**Objective**
In the records below, reproduce exactly the lines from the one containing "Convert this screenshot" through the one containing "What's the underlying", both included, and omit the pictures.

[Dataset listings of figures]

------------------------------

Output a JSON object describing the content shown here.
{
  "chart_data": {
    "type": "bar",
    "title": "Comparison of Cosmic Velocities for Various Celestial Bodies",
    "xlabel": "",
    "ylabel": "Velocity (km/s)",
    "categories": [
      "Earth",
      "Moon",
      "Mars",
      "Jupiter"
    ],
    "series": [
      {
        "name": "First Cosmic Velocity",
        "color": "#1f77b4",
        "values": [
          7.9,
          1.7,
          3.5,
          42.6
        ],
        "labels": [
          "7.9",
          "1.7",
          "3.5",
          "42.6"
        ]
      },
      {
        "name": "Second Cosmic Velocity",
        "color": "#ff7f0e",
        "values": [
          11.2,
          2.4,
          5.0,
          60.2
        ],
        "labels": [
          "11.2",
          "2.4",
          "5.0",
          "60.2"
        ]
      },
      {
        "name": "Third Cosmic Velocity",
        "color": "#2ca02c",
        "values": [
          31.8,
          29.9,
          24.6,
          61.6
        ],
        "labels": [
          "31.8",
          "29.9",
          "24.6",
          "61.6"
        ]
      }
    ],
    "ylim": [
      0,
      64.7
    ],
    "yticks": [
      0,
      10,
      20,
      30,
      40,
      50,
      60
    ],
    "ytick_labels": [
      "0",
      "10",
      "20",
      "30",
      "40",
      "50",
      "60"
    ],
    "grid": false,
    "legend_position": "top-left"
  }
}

------------------------------

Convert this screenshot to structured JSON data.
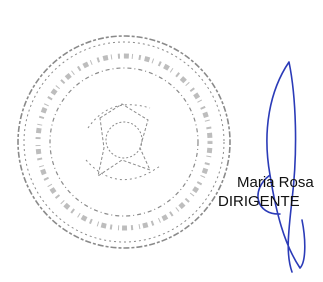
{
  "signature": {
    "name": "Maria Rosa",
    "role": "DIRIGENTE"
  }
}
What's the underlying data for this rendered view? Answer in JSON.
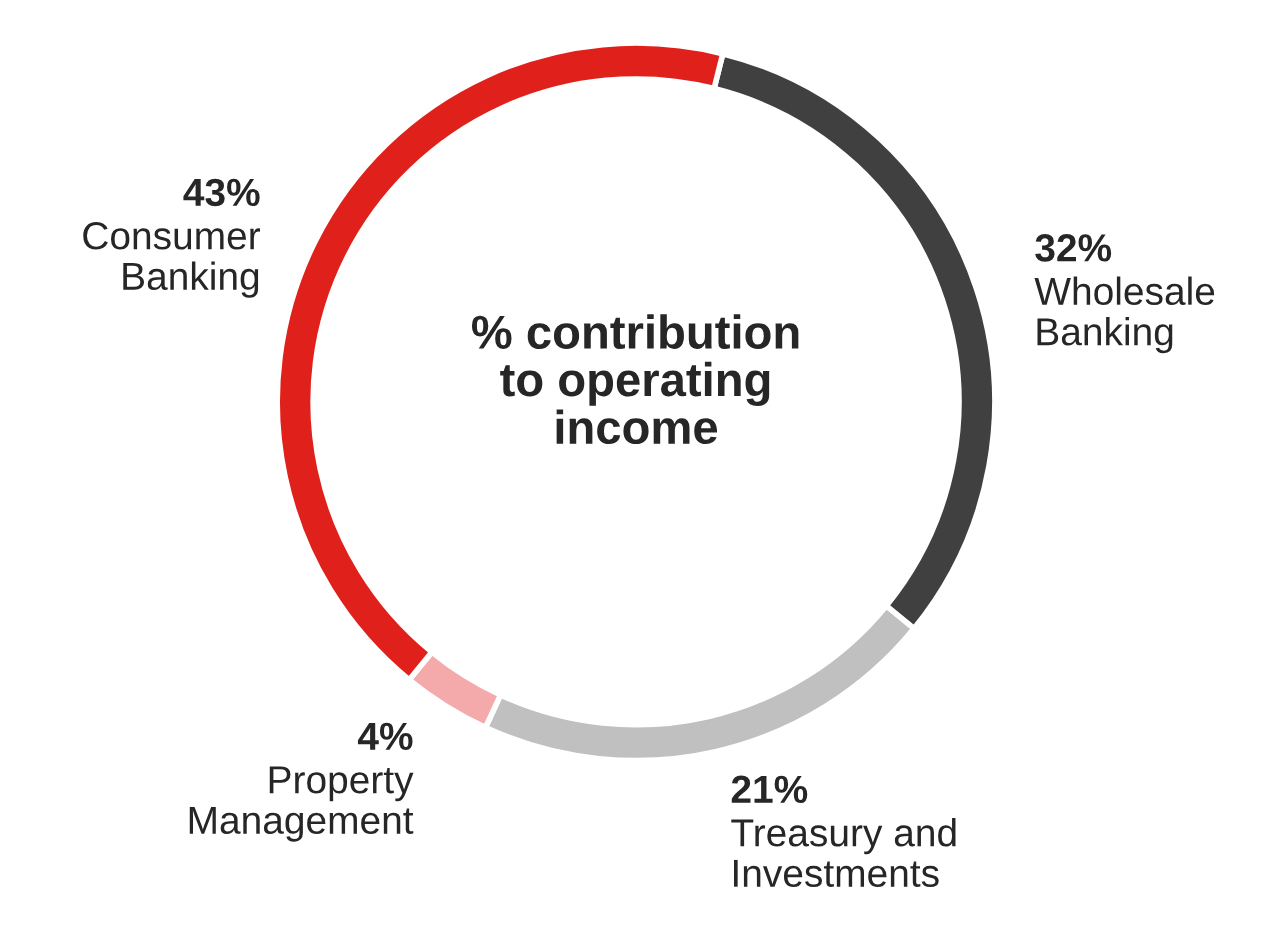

------------------------------

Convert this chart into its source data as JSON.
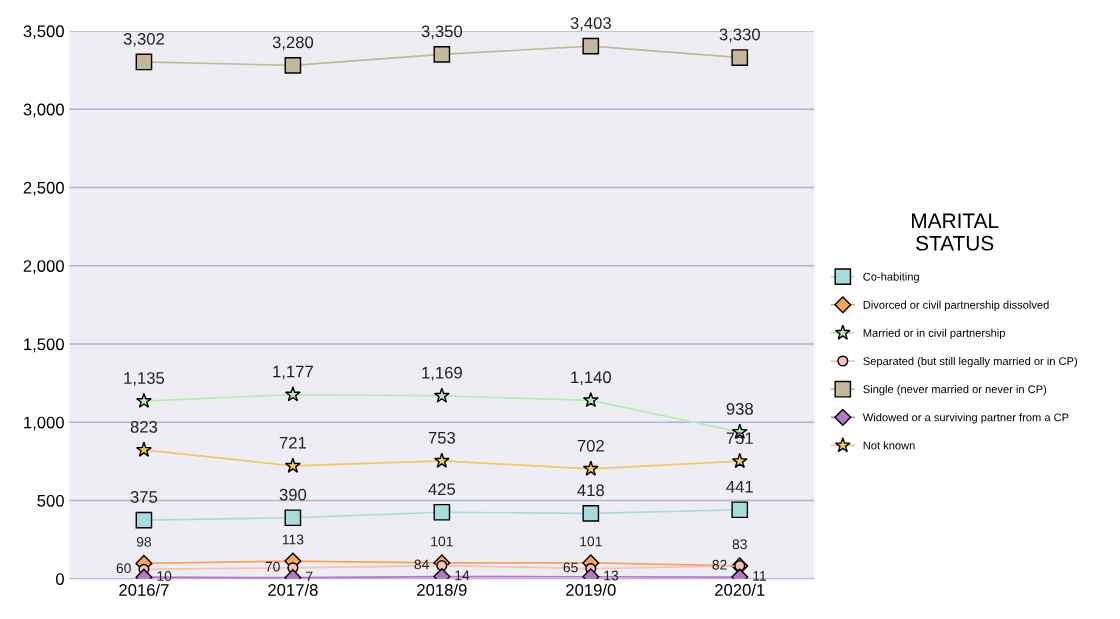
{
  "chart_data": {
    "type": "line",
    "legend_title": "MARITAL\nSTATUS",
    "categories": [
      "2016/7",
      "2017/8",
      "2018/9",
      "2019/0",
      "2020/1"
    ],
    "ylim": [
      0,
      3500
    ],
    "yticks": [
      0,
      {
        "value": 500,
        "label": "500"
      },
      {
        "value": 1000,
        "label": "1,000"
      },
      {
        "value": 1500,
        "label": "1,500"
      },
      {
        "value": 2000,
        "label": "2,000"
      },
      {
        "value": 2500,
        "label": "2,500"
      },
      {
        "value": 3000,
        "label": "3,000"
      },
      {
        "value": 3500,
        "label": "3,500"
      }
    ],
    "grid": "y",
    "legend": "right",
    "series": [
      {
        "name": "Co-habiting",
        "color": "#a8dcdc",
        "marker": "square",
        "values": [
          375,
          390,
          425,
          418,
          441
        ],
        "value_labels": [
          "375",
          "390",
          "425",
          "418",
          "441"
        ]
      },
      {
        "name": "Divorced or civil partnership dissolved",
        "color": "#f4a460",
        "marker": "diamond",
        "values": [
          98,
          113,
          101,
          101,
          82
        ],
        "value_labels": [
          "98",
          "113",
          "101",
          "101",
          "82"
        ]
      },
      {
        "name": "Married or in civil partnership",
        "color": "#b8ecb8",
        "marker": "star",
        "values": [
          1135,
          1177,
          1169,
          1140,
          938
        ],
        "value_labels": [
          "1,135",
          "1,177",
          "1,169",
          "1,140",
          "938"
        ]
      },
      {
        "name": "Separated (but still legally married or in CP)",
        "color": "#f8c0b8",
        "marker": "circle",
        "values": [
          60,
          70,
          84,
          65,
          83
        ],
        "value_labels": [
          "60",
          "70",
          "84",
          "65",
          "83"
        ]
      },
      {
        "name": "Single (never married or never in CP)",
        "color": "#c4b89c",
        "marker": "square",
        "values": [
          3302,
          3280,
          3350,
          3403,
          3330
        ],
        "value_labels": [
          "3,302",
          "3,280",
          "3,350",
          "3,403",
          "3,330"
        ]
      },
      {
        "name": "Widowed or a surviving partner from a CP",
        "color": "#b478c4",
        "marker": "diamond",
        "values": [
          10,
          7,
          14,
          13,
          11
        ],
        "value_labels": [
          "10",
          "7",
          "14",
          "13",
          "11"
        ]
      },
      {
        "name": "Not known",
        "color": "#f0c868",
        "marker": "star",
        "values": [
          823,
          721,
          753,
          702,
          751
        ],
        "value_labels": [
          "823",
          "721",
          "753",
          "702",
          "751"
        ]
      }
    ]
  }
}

------------------------------

**Result**
Convert this screenshot to structured JSON data.
{
  "signature": {
    "name": "Maria Rosa",
    "role": "DIRIGENTE"
  }
}
What's the underlying data for this rendered view? Answer in JSON.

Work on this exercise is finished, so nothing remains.